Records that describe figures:
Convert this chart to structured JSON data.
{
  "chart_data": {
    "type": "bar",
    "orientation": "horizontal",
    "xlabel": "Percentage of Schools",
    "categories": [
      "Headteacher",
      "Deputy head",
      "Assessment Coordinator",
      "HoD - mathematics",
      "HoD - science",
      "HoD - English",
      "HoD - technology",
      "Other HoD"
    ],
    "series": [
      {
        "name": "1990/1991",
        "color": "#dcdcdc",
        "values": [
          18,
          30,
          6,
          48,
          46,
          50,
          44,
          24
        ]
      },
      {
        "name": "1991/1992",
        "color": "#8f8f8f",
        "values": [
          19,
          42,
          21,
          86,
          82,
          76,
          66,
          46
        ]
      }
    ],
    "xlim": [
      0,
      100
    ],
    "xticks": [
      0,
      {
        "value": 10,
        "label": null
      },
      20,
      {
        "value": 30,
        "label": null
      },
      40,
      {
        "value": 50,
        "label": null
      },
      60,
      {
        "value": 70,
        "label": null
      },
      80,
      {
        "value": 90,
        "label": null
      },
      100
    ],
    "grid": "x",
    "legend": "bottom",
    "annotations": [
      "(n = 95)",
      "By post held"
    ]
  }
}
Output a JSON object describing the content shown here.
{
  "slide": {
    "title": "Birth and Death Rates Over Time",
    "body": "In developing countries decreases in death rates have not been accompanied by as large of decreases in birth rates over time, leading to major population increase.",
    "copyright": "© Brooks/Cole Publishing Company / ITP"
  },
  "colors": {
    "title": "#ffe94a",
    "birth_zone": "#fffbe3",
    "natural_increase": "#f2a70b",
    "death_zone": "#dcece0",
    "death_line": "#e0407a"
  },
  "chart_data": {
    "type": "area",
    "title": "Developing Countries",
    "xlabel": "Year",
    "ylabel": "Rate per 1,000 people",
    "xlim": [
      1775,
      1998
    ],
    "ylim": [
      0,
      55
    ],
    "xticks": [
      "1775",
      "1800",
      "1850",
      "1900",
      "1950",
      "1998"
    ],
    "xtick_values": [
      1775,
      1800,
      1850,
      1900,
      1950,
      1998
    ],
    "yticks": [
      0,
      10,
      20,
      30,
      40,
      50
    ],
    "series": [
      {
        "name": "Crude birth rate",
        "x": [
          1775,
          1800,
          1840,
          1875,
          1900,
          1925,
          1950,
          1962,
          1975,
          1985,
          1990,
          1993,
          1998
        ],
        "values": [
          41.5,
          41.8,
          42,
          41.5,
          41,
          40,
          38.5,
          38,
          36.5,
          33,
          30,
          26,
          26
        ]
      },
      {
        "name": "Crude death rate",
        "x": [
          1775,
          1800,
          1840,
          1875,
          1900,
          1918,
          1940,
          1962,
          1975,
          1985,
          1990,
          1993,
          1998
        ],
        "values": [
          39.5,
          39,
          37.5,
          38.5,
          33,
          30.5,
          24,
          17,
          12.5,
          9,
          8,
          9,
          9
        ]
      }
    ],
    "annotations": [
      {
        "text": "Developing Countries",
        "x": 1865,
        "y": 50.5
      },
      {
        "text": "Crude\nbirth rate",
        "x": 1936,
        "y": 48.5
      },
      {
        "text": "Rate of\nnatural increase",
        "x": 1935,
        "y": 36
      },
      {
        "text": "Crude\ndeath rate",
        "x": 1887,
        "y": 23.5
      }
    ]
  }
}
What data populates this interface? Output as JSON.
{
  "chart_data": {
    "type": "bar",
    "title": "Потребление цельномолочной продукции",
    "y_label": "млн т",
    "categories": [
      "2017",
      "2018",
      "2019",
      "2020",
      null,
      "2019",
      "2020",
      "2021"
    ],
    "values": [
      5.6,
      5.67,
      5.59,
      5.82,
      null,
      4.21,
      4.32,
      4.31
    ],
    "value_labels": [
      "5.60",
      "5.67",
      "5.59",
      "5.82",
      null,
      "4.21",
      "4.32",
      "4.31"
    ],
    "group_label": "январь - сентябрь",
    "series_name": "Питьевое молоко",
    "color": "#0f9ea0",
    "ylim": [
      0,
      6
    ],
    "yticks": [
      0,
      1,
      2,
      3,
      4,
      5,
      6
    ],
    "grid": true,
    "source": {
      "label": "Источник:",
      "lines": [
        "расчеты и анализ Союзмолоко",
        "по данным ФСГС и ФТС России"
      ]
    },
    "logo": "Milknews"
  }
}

Task objective: From the records above, extract every entry verbatim.

Solution to this problem:
Convert this chart to structured JSON data.
{
  "chart_data": {
    "type": "bar",
    "orientation": "horizontal",
    "xlabel": "Percentage of Schools",
    "categories": [
      "Headteacher",
      "Deputy head",
      "Assessment Coordinator",
      "HoD - mathematics",
      "HoD - science",
      "HoD - English",
      "HoD - technology",
      "Other HoD"
    ],
    "series": [
      {
        "name": "1990/1991",
        "color": "#dcdcdc",
        "values": [
          18,
          30,
          6,
          48,
          46,
          50,
          44,
          24
        ]
      },
      {
        "name": "1991/1992",
        "color": "#8f8f8f",
        "values": [
          19,
          42,
          21,
          86,
          82,
          76,
          66,
          46
        ]
      }
    ],
    "xlim": [
      0,
      100
    ],
    "xticks": [
      0,
      {
        "value": 10,
        "label": null
      },
      20,
      {
        "value": 30,
        "label": null
      },
      40,
      {
        "value": 50,
        "label": null
      },
      60,
      {
        "value": 70,
        "label": null
      },
      80,
      {
        "value": 90,
        "label": null
      },
      100
    ],
    "grid": "x",
    "legend": "bottom",
    "annotations": [
      "(n = 95)",
      "By post held"
    ]
  }
}
Output a JSON object describing the content shown here.
{
  "slide": {
    "title": "Birth and Death Rates Over Time",
    "body": "In developing countries decreases in death rates have not been accompanied by as large of decreases in birth rates over time, leading to major population increase.",
    "copyright": "© Brooks/Cole Publishing Company / ITP"
  },
  "colors": {
    "title": "#ffe94a",
    "birth_zone": "#fffbe3",
    "natural_increase": "#f2a70b",
    "death_zone": "#dcece0",
    "death_line": "#e0407a"
  },
  "chart_data": {
    "type": "area",
    "title": "Developing Countries",
    "xlabel": "Year",
    "ylabel": "Rate per 1,000 people",
    "xlim": [
      1775,
      1998
    ],
    "ylim": [
      0,
      55
    ],
    "xticks": [
      "1775",
      "1800",
      "1850",
      "1900",
      "1950",
      "1998"
    ],
    "xtick_values": [
      1775,
      1800,
      1850,
      1900,
      1950,
      1998
    ],
    "yticks": [
      0,
      10,
      20,
      30,
      40,
      50
    ],
    "series": [
      {
        "name": "Crude birth rate",
        "x": [
          1775,
          1800,
          1840,
          1875,
          1900,
          1925,
          1950,
          1962,
          1975,
          1985,
          1990,
          1993,
          1998
        ],
        "values": [
          41.5,
          41.8,
          42,
          41.5,
          41,
          40,
          38.5,
          38,
          36.5,
          33,
          30,
          26,
          26
        ]
      },
      {
        "name": "Crude death rate",
        "x": [
          1775,
          1800,
          1840,
          1875,
          1900,
          1918,
          1940,
          1962,
          1975,
          1985,
          1990,
          1993,
          1998
        ],
        "values": [
          39.5,
          39,
          37.5,
          38.5,
          33,
          30.5,
          24,
          17,
          12.5,
          9,
          8,
          9,
          9
        ]
      }
    ],
    "annotations": [
      {
        "text": "Developing Countries",
        "x": 1865,
        "y": 50.5
      },
      {
        "text": "Crude\nbirth rate",
        "x": 1936,
        "y": 48.5
      },
      {
        "text": "Rate of\nnatural increase",
        "x": 1935,
        "y": 36
      },
      {
        "text": "Crude\ndeath rate",
        "x": 1887,
        "y": 23.5
      }
    ]
  }
}
What data populates this interface? Output as JSON.
{
  "chart_data": {
    "type": "bar",
    "title": "Потребление цельномолочной продукции",
    "y_label": "млн т",
    "categories": [
      "2017",
      "2018",
      "2019",
      "2020",
      null,
      "2019",
      "2020",
      "2021"
    ],
    "values": [
      5.6,
      5.67,
      5.59,
      5.82,
      null,
      4.21,
      4.32,
      4.31
    ],
    "value_labels": [
      "5.60",
      "5.67",
      "5.59",
      "5.82",
      null,
      "4.21",
      "4.32",
      "4.31"
    ],
    "group_label": "январь - сентябрь",
    "series_name": "Питьевое молоко",
    "color": "#0f9ea0",
    "ylim": [
      0,
      6
    ],
    "yticks": [
      0,
      1,
      2,
      3,
      4,
      5,
      6
    ],
    "grid": true,
    "source": {
      "label": "Источник:",
      "lines": [
        "расчеты и анализ Союзмолоко",
        "по данным ФСГС и ФТС России"
      ]
    },
    "logo": "Milknews"
  }
}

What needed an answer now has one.